Saved data entries
━━━━━━━━

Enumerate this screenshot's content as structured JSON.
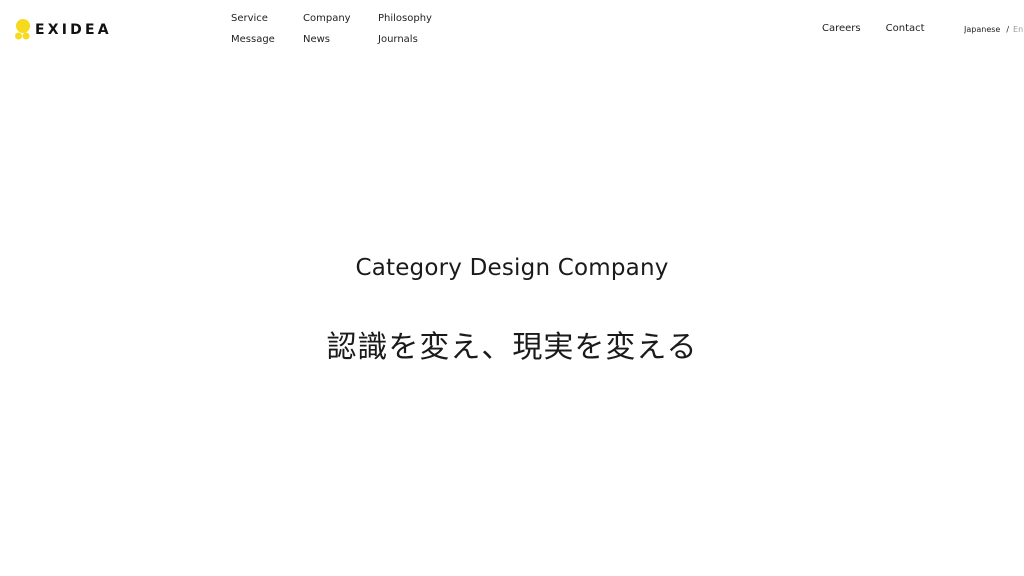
{
  "header": {
    "logo": {
      "text": "EXIDEA",
      "mark_color": "#F5DA1E"
    },
    "nav_primary": [
      {
        "label": "Service"
      },
      {
        "label": "Company"
      },
      {
        "label": "Philosophy"
      },
      {
        "label": "Message"
      },
      {
        "label": "News"
      },
      {
        "label": "Journals"
      }
    ],
    "nav_secondary": [
      {
        "label": "Careers"
      },
      {
        "label": "Contact"
      }
    ],
    "language": {
      "current": "Japanese",
      "separator": "/",
      "other": "En"
    }
  },
  "hero": {
    "title": "Category Design Company",
    "subtitle": "認識を変え、現実を変える"
  }
}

━━━━━━━━

Filter the listing for the word "Company" and copy every line that holds it.

        "label": "Company"
    "title": "Category Design Company",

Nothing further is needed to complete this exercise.